[Data pulled from a collection]
────────────────────
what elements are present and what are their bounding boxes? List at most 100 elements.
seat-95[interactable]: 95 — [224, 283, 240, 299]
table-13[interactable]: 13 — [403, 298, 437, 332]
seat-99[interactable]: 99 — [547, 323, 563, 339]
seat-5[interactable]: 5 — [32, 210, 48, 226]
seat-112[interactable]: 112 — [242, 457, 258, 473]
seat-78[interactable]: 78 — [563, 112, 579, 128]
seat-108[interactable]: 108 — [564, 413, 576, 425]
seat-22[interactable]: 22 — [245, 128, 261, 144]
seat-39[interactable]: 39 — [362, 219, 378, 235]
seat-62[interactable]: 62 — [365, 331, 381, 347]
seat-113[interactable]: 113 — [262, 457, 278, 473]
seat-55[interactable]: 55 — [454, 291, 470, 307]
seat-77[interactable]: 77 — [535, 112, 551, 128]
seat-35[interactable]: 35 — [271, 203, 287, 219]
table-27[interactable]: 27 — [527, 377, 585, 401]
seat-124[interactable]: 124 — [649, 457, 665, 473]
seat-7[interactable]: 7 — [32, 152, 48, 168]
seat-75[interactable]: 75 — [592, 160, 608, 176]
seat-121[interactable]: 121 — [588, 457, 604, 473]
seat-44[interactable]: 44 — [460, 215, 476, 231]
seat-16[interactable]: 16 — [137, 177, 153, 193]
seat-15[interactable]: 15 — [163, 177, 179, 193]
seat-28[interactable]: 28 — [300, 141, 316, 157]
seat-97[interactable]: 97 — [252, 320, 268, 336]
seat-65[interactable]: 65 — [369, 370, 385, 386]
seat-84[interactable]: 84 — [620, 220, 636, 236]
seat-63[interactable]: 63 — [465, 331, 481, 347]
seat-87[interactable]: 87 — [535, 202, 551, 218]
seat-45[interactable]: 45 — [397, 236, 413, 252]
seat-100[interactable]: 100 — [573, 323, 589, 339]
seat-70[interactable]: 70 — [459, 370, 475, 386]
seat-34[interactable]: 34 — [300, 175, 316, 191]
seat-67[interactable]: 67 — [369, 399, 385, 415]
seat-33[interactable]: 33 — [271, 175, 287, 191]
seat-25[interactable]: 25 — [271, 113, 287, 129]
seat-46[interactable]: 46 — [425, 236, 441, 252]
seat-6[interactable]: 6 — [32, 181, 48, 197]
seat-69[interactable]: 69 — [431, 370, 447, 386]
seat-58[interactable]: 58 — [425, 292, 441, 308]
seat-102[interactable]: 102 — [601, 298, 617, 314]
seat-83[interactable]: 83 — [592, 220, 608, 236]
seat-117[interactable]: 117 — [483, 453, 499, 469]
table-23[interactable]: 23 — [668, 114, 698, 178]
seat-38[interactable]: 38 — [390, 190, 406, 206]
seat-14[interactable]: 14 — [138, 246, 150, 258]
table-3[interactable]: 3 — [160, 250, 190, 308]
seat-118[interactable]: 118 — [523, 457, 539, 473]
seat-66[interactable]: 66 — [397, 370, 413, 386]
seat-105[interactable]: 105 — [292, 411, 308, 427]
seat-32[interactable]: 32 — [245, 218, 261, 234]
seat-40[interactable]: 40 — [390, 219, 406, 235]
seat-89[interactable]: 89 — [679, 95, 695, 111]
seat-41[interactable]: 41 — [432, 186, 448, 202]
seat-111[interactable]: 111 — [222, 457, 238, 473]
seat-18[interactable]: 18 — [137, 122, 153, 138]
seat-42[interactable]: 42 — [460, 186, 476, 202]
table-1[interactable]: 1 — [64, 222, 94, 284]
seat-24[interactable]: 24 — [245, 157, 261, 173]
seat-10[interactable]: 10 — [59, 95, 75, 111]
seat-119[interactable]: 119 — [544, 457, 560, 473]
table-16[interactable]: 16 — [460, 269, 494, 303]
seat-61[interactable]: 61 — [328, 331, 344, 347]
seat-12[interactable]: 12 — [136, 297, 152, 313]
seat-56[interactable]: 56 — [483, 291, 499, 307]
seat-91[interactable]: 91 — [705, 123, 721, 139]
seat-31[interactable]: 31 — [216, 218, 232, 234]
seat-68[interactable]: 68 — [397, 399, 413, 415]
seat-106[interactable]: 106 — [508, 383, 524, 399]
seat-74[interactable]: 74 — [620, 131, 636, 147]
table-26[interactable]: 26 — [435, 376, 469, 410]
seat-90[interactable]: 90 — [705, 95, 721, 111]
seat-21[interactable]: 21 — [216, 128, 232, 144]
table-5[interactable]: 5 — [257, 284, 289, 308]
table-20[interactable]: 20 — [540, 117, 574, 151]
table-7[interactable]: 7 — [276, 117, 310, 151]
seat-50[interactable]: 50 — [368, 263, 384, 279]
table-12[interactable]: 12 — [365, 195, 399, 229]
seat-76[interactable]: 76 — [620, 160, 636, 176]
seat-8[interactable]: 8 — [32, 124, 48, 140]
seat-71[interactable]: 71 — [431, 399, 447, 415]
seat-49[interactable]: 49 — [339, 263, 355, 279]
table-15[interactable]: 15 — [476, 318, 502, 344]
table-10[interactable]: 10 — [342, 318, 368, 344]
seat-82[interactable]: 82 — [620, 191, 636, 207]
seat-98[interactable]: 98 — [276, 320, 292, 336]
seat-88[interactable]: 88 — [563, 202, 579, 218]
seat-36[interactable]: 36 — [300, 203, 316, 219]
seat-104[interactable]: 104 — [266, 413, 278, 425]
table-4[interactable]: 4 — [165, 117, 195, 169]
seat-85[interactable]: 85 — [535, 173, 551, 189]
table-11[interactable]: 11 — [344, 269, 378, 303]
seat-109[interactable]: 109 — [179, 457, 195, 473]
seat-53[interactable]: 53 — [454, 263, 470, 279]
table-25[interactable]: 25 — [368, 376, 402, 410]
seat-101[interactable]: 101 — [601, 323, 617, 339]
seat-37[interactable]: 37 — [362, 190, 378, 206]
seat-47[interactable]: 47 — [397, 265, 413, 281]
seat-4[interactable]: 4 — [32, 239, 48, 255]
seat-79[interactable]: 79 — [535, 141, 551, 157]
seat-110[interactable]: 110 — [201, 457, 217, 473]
────────────────────
#### TASK:
Copy the lines in the entries above word for word, covering every entry.

#### RESULT OF THE TASK:
what elements are present and what are their bounding boxes? List at most 100 elements.
seat-95[interactable]: 95 — [224, 283, 240, 299]
table-13[interactable]: 13 — [403, 298, 437, 332]
seat-99[interactable]: 99 — [547, 323, 563, 339]
seat-5[interactable]: 5 — [32, 210, 48, 226]
seat-112[interactable]: 112 — [242, 457, 258, 473]
seat-78[interactable]: 78 — [563, 112, 579, 128]
seat-108[interactable]: 108 — [564, 413, 576, 425]
seat-22[interactable]: 22 — [245, 128, 261, 144]
seat-39[interactable]: 39 — [362, 219, 378, 235]
seat-62[interactable]: 62 — [365, 331, 381, 347]
seat-113[interactable]: 113 — [262, 457, 278, 473]
seat-55[interactable]: 55 — [454, 291, 470, 307]
seat-77[interactable]: 77 — [535, 112, 551, 128]
seat-35[interactable]: 35 — [271, 203, 287, 219]
table-27[interactable]: 27 — [527, 377, 585, 401]
seat-124[interactable]: 124 — [649, 457, 665, 473]
seat-7[interactable]: 7 — [32, 152, 48, 168]
seat-75[interactable]: 75 — [592, 160, 608, 176]
seat-121[interactable]: 121 — [588, 457, 604, 473]
seat-44[interactable]: 44 — [460, 215, 476, 231]
seat-16[interactable]: 16 — [137, 177, 153, 193]
seat-15[interactable]: 15 — [163, 177, 179, 193]
seat-28[interactable]: 28 — [300, 141, 316, 157]
seat-97[interactable]: 97 — [252, 320, 268, 336]
seat-65[interactable]: 65 — [369, 370, 385, 386]
seat-84[interactable]: 84 — [620, 220, 636, 236]
seat-63[interactable]: 63 — [465, 331, 481, 347]
seat-87[interactable]: 87 — [535, 202, 551, 218]
seat-45[interactable]: 45 — [397, 236, 413, 252]
seat-100[interactable]: 100 — [573, 323, 589, 339]
seat-70[interactable]: 70 — [459, 370, 475, 386]
seat-34[interactable]: 34 — [300, 175, 316, 191]
seat-67[interactable]: 67 — [369, 399, 385, 415]
seat-33[interactable]: 33 — [271, 175, 287, 191]
seat-25[interactable]: 25 — [271, 113, 287, 129]
seat-46[interactable]: 46 — [425, 236, 441, 252]
seat-6[interactable]: 6 — [32, 181, 48, 197]
seat-69[interactable]: 69 — [431, 370, 447, 386]
seat-58[interactable]: 58 — [425, 292, 441, 308]
seat-102[interactable]: 102 — [601, 298, 617, 314]
seat-83[interactable]: 83 — [592, 220, 608, 236]
seat-117[interactable]: 117 — [483, 453, 499, 469]
table-23[interactable]: 23 — [668, 114, 698, 178]
seat-38[interactable]: 38 — [390, 190, 406, 206]
seat-14[interactable]: 14 — [138, 246, 150, 258]
table-3[interactable]: 3 — [160, 250, 190, 308]
seat-118[interactable]: 118 — [523, 457, 539, 473]
seat-66[interactable]: 66 — [397, 370, 413, 386]
seat-105[interactable]: 105 — [292, 411, 308, 427]
seat-32[interactable]: 32 — [245, 218, 261, 234]
seat-40[interactable]: 40 — [390, 219, 406, 235]
seat-89[interactable]: 89 — [679, 95, 695, 111]
seat-41[interactable]: 41 — [432, 186, 448, 202]
seat-111[interactable]: 111 — [222, 457, 238, 473]
seat-18[interactable]: 18 — [137, 122, 153, 138]
seat-42[interactable]: 42 — [460, 186, 476, 202]
table-1[interactable]: 1 — [64, 222, 94, 284]
seat-24[interactable]: 24 — [245, 157, 261, 173]
seat-10[interactable]: 10 — [59, 95, 75, 111]
seat-119[interactable]: 119 — [544, 457, 560, 473]
table-16[interactable]: 16 — [460, 269, 494, 303]
seat-61[interactable]: 61 — [328, 331, 344, 347]
seat-12[interactable]: 12 — [136, 297, 152, 313]
seat-56[interactable]: 56 — [483, 291, 499, 307]
seat-91[interactable]: 91 — [705, 123, 721, 139]
seat-31[interactable]: 31 — [216, 218, 232, 234]
seat-68[interactable]: 68 — [397, 399, 413, 415]
seat-106[interactable]: 106 — [508, 383, 524, 399]
seat-74[interactable]: 74 — [620, 131, 636, 147]
table-26[interactable]: 26 — [435, 376, 469, 410]
seat-90[interactable]: 90 — [705, 95, 721, 111]
seat-21[interactable]: 21 — [216, 128, 232, 144]
table-5[interactable]: 5 — [257, 284, 289, 308]
table-20[interactable]: 20 — [540, 117, 574, 151]
table-7[interactable]: 7 — [276, 117, 310, 151]
seat-50[interactable]: 50 — [368, 263, 384, 279]
table-12[interactable]: 12 — [365, 195, 399, 229]
seat-76[interactable]: 76 — [620, 160, 636, 176]
seat-8[interactable]: 8 — [32, 124, 48, 140]
seat-71[interactable]: 71 — [431, 399, 447, 415]
seat-49[interactable]: 49 — [339, 263, 355, 279]
table-15[interactable]: 15 — [476, 318, 502, 344]
table-10[interactable]: 10 — [342, 318, 368, 344]
seat-82[interactable]: 82 — [620, 191, 636, 207]
seat-98[interactable]: 98 — [276, 320, 292, 336]
seat-88[interactable]: 88 — [563, 202, 579, 218]
seat-36[interactable]: 36 — [300, 203, 316, 219]
seat-104[interactable]: 104 — [266, 413, 278, 425]
table-4[interactable]: 4 — [165, 117, 195, 169]
seat-85[interactable]: 85 — [535, 173, 551, 189]
table-11[interactable]: 11 — [344, 269, 378, 303]
seat-109[interactable]: 109 — [179, 457, 195, 473]
seat-53[interactable]: 53 — [454, 263, 470, 279]
table-25[interactable]: 25 — [368, 376, 402, 410]
seat-101[interactable]: 101 — [601, 323, 617, 339]
seat-37[interactable]: 37 — [362, 190, 378, 206]
seat-47[interactable]: 47 — [397, 265, 413, 281]
seat-4[interactable]: 4 — [32, 239, 48, 255]
seat-79[interactable]: 79 — [535, 141, 551, 157]
seat-110[interactable]: 110 — [201, 457, 217, 473]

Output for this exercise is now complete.